» **THE REQUEST**
Extract the entries in their exact form.

----- RAW DATA

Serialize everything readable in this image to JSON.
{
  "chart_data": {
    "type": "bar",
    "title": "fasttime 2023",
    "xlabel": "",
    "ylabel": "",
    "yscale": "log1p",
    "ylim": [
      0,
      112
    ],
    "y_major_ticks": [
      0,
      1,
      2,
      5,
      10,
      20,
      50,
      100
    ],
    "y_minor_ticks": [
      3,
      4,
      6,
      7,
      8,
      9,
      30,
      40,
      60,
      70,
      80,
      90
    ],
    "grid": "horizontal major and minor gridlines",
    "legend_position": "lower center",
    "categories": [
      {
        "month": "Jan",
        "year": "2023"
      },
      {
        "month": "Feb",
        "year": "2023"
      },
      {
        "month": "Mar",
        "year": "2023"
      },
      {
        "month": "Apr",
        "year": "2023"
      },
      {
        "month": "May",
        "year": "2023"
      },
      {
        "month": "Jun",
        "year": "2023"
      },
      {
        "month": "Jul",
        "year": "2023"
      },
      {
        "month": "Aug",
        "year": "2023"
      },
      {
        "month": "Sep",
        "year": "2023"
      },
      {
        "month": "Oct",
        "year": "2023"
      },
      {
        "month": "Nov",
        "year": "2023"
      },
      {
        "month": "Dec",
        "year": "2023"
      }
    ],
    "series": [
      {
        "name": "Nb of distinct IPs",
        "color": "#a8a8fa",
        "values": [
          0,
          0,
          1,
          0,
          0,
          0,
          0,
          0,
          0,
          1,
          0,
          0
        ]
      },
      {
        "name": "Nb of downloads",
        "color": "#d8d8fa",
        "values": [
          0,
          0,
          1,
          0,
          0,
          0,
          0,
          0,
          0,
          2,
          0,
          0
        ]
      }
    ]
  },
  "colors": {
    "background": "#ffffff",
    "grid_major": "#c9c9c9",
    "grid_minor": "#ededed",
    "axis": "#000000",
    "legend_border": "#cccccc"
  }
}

----------

» **OUTPUT FOR THIS EXERCISE**
Serialize everything readable in this image to JSON.
{
  "chart_data": {
    "type": "bar",
    "title": "fasttime 2023",
    "xlabel": "",
    "ylabel": "",
    "yscale": "log1p",
    "ylim": [
      0,
      112
    ],
    "y_major_ticks": [
      0,
      1,
      2,
      5,
      10,
      20,
      50,
      100
    ],
    "y_minor_ticks": [
      3,
      4,
      6,
      7,
      8,
      9,
      30,
      40,
      60,
      70,
      80,
      90
    ],
    "grid": "horizontal major and minor gridlines",
    "legend_position": "lower center",
    "categories": [
      {
        "month": "Jan",
        "year": "2023"
      },
      {
        "month": "Feb",
        "year": "2023"
      },
      {
        "month": "Mar",
        "year": "2023"
      },
      {
        "month": "Apr",
        "year": "2023"
      },
      {
        "month": "May",
        "year": "2023"
      },
      {
        "month": "Jun",
        "year": "2023"
      },
      {
        "month": "Jul",
        "year": "2023"
      },
      {
        "month": "Aug",
        "year": "2023"
      },
      {
        "month": "Sep",
        "year": "2023"
      },
      {
        "month": "Oct",
        "year": "2023"
      },
      {
        "month": "Nov",
        "year": "2023"
      },
      {
        "month": "Dec",
        "year": "2023"
      }
    ],
    "series": [
      {
        "name": "Nb of distinct IPs",
        "color": "#a8a8fa",
        "values": [
          0,
          0,
          1,
          0,
          0,
          0,
          0,
          0,
          0,
          1,
          0,
          0
        ]
      },
      {
        "name": "Nb of downloads",
        "color": "#d8d8fa",
        "values": [
          0,
          0,
          1,
          0,
          0,
          0,
          0,
          0,
          0,
          2,
          0,
          0
        ]
      }
    ]
  },
  "colors": {
    "background": "#ffffff",
    "grid_major": "#c9c9c9",
    "grid_minor": "#ededed",
    "axis": "#000000",
    "legend_border": "#cccccc"
  }
}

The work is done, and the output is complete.